SHORT TASK »
Look through the data and write out every line with the word "Zone" in it.

SUPPLIED ENTRIES »
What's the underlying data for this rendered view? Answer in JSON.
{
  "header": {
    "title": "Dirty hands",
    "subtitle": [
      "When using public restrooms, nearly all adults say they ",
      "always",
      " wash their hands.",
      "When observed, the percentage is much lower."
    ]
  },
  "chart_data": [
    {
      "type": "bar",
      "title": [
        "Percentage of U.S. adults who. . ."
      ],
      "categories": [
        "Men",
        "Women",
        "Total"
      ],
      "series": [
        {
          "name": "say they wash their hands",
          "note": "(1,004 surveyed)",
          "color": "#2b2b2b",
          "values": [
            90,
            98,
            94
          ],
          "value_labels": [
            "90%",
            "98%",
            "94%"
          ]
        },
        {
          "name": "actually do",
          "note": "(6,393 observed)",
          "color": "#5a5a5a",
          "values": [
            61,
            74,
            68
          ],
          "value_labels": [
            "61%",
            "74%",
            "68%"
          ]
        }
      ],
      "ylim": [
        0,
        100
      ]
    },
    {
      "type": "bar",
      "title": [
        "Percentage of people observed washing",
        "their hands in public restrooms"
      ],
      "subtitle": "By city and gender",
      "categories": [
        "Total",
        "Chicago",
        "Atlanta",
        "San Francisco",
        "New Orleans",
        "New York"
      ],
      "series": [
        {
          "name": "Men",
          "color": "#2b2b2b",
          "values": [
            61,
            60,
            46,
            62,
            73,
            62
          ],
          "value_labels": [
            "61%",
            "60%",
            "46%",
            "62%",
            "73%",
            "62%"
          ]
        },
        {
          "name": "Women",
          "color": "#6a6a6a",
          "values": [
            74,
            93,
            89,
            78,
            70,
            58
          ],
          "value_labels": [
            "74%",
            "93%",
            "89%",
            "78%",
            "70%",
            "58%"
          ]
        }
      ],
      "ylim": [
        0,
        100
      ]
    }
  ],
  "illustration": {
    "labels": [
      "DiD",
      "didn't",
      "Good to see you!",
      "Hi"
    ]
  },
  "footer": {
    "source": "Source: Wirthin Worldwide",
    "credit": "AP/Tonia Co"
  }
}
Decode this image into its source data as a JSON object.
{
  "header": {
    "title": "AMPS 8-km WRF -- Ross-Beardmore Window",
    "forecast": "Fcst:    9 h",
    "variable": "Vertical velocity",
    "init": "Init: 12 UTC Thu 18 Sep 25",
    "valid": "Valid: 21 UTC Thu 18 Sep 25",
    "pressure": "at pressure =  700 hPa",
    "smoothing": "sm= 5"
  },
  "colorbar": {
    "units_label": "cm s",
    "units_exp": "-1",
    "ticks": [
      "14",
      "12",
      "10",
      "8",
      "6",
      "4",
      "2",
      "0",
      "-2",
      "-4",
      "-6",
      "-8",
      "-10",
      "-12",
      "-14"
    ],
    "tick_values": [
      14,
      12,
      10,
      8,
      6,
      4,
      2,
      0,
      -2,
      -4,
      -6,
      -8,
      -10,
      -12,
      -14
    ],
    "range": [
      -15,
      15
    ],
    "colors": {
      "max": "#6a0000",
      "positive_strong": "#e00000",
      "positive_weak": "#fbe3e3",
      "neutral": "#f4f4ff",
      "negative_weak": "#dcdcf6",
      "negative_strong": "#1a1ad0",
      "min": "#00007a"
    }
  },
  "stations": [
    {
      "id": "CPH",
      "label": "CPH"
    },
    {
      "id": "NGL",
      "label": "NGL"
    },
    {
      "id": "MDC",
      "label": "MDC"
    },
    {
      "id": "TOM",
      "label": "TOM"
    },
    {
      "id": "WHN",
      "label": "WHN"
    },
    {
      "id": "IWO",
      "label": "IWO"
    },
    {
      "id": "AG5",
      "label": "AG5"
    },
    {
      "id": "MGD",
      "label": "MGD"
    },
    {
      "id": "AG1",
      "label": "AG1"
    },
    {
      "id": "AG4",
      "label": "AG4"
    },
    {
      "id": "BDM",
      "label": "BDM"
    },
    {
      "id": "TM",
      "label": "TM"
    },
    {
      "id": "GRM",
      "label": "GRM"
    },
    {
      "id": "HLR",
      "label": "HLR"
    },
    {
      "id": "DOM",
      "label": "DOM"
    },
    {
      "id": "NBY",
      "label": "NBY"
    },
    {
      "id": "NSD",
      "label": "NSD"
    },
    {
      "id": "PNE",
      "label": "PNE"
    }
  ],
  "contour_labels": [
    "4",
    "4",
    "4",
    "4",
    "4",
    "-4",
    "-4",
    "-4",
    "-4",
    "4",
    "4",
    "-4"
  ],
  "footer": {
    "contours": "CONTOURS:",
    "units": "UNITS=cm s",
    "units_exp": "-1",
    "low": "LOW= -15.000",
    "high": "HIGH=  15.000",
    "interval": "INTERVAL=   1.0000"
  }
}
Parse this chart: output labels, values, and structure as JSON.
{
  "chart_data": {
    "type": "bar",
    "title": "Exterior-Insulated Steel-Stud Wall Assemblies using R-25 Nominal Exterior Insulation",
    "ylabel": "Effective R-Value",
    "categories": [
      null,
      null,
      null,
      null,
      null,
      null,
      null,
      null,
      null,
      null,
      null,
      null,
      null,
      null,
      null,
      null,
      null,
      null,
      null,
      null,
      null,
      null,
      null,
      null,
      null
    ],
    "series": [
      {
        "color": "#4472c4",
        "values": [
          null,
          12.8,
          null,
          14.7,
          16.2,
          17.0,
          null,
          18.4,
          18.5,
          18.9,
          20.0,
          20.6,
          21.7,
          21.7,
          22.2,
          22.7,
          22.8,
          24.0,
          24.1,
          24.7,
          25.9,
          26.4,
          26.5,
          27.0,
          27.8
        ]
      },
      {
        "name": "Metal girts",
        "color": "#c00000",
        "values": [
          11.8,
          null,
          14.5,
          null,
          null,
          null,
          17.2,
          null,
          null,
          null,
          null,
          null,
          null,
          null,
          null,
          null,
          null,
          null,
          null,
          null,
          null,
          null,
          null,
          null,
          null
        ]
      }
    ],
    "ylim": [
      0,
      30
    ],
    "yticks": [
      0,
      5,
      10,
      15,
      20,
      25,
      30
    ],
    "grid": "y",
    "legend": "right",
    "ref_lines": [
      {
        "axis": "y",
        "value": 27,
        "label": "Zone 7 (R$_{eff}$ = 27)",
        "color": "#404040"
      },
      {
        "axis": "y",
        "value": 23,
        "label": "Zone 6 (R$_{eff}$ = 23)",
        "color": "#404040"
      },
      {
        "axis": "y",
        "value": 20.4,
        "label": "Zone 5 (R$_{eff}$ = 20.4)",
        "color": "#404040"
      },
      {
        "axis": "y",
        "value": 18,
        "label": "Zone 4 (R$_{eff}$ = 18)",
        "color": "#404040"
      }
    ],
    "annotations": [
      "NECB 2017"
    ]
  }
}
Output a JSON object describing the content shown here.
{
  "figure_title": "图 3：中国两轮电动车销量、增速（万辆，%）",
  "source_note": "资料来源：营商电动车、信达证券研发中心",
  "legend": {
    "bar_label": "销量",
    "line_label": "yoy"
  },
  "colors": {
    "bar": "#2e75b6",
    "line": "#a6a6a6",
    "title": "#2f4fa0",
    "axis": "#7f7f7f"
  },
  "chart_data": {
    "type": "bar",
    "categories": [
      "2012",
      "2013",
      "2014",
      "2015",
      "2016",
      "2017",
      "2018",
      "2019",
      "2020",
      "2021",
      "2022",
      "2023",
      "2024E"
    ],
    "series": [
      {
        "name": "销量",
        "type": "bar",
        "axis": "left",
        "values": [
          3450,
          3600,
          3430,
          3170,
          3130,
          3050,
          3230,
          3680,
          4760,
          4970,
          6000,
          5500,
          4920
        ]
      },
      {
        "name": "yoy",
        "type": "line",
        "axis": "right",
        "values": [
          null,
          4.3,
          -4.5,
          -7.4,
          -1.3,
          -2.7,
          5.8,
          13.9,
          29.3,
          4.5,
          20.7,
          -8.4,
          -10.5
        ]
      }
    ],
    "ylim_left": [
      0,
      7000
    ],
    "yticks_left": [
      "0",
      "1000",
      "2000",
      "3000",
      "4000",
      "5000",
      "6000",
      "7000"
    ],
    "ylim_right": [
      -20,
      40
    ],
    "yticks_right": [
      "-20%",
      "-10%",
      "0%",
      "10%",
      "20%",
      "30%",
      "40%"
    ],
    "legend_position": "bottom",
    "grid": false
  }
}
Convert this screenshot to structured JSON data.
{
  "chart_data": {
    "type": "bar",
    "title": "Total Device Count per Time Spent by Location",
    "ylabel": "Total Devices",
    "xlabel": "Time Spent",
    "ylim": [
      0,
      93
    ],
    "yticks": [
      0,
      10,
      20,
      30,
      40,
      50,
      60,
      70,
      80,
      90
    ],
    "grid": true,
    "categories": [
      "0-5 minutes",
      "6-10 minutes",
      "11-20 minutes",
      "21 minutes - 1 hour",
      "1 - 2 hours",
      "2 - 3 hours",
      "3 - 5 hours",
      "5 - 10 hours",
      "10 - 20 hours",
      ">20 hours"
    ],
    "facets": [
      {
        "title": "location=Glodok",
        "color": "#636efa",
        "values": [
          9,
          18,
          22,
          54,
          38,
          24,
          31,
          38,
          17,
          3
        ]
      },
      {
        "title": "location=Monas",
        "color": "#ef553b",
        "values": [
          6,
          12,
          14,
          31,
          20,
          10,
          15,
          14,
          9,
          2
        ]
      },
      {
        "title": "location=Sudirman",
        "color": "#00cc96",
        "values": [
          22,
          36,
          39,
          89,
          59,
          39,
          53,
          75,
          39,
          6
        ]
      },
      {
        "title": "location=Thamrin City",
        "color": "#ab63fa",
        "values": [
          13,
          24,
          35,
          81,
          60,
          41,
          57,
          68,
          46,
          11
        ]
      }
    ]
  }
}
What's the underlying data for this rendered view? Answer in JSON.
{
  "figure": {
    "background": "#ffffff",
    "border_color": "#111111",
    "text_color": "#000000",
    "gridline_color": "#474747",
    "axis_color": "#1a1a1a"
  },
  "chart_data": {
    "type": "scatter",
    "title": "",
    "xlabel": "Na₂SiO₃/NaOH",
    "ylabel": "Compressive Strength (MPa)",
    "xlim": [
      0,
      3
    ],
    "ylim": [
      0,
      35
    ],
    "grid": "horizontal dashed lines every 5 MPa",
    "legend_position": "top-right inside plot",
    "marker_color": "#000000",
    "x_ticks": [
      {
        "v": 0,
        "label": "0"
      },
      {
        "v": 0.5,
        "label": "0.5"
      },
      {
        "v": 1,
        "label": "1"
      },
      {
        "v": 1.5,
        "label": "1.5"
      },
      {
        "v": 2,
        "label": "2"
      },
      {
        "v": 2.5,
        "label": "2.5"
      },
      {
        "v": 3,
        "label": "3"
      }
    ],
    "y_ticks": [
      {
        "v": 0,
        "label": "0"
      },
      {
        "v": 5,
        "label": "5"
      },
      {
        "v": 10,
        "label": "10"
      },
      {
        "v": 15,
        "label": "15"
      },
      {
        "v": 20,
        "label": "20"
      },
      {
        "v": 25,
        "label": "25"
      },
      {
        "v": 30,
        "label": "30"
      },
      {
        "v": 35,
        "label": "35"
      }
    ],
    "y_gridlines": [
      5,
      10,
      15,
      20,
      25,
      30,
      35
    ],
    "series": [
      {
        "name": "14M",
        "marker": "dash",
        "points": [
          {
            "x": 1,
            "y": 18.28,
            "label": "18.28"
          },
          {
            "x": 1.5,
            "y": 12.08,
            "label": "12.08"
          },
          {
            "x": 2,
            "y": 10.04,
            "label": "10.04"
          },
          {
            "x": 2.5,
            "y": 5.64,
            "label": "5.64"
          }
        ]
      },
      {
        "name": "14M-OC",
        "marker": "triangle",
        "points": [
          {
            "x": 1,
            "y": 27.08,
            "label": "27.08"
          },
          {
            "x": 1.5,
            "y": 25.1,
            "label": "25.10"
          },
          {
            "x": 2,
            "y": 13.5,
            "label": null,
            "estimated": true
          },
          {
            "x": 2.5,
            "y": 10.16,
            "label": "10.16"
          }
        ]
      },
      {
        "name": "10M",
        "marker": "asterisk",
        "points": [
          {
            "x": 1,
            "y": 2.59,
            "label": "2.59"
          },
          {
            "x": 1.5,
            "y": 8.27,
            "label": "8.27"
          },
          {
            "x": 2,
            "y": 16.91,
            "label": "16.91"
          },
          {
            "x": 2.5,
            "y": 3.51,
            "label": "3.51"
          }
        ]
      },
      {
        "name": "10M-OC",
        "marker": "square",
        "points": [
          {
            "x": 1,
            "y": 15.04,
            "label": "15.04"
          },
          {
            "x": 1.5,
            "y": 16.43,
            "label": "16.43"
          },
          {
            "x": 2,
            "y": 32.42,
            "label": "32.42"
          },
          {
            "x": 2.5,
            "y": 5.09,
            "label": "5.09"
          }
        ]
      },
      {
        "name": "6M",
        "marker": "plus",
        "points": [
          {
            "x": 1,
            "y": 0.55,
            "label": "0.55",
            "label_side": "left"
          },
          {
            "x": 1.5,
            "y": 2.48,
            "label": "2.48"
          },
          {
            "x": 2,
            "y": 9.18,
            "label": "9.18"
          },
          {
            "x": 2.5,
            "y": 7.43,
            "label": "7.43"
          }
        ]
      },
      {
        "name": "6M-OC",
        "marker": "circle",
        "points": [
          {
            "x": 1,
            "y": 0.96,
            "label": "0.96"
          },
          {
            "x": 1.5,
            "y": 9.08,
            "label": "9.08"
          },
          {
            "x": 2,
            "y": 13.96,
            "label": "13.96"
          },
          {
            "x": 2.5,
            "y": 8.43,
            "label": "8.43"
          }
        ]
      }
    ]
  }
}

SOLUTION TO THE EXERCISE »
        "label": "Zone 7 (R$_{eff}$ = 27)",
        "label": "Zone 6 (R$_{eff}$ = 23)",
        "label": "Zone 5 (R$_{eff}$ = 20.4)",
        "label": "Zone 4 (R$_{eff}$ = 18)",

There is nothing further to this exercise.